How many lines in the entries below contain "this"? Answer with the number only.

------ Data supplied

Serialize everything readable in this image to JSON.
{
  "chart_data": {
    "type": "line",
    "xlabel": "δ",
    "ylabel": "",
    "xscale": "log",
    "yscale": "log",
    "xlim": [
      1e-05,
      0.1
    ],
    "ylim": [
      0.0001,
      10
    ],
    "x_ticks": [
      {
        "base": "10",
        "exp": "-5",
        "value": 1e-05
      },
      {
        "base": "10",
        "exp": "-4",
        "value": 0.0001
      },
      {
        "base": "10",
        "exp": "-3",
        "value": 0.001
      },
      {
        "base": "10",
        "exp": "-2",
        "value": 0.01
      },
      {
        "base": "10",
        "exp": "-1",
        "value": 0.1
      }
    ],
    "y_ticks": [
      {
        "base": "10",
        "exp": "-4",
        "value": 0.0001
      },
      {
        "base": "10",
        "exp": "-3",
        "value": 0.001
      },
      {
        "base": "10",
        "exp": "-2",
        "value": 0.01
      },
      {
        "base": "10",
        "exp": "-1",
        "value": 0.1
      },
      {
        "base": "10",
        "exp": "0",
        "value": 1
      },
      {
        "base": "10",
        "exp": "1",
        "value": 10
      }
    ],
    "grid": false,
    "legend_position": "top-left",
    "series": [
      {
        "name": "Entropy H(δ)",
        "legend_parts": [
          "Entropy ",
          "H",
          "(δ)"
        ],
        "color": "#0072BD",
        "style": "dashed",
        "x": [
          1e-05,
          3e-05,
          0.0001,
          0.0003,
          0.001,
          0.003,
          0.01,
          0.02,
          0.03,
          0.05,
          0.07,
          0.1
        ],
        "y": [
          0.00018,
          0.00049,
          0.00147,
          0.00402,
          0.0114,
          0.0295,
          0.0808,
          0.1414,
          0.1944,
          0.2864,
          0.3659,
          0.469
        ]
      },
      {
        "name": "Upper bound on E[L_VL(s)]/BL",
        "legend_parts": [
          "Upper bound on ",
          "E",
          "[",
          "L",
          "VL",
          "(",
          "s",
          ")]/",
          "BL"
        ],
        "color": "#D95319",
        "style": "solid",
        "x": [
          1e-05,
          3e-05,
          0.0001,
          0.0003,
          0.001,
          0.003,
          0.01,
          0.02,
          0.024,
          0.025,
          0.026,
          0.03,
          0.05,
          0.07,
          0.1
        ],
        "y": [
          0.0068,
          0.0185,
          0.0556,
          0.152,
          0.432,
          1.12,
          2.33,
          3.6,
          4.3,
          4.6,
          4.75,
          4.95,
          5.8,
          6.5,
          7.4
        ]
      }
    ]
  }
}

------------
------ Data supplied

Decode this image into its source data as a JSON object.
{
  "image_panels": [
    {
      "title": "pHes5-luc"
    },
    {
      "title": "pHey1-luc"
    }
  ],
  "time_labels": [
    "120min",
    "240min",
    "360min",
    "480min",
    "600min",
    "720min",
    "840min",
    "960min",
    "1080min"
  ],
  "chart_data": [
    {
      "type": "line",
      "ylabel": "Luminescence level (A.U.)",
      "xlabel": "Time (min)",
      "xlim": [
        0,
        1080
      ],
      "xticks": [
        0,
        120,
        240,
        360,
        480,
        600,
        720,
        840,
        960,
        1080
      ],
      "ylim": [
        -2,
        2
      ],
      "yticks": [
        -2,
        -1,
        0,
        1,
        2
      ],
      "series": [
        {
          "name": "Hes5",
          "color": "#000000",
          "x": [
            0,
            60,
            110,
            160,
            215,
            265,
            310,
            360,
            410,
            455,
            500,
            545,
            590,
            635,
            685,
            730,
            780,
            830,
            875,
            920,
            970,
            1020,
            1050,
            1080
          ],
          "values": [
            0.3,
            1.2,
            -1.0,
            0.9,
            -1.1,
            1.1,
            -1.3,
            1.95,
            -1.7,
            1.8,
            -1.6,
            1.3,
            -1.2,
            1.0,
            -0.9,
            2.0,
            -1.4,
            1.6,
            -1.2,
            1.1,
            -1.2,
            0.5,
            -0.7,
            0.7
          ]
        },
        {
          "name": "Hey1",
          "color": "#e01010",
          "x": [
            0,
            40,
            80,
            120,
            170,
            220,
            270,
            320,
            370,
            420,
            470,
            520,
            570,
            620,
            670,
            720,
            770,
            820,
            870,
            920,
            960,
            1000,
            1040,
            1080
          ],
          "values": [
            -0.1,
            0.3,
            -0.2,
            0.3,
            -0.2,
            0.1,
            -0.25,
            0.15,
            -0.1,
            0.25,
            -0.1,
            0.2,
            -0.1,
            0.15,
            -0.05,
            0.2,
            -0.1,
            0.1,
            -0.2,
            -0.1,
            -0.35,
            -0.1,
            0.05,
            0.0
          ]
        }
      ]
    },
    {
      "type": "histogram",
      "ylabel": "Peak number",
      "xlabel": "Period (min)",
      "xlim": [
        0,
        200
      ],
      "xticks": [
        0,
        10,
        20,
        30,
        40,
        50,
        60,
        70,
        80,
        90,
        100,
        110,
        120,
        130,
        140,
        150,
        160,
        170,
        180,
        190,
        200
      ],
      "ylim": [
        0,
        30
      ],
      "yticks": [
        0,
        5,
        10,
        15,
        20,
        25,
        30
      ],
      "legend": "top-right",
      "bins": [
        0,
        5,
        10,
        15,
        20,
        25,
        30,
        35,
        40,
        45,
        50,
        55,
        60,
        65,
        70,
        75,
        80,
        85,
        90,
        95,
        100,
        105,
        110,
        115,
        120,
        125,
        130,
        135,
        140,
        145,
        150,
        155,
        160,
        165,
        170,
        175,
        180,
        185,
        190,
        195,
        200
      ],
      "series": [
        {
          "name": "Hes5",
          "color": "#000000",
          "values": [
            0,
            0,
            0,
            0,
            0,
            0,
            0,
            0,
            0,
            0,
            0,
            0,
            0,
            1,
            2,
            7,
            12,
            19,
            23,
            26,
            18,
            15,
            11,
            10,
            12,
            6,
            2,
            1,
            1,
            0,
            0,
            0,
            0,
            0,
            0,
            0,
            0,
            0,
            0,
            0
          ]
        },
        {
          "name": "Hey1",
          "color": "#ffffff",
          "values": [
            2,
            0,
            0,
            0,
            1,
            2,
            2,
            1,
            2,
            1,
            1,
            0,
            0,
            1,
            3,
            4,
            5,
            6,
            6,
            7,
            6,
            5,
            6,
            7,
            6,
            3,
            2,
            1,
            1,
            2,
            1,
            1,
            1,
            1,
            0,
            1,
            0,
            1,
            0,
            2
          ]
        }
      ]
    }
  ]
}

------------

### Solution
2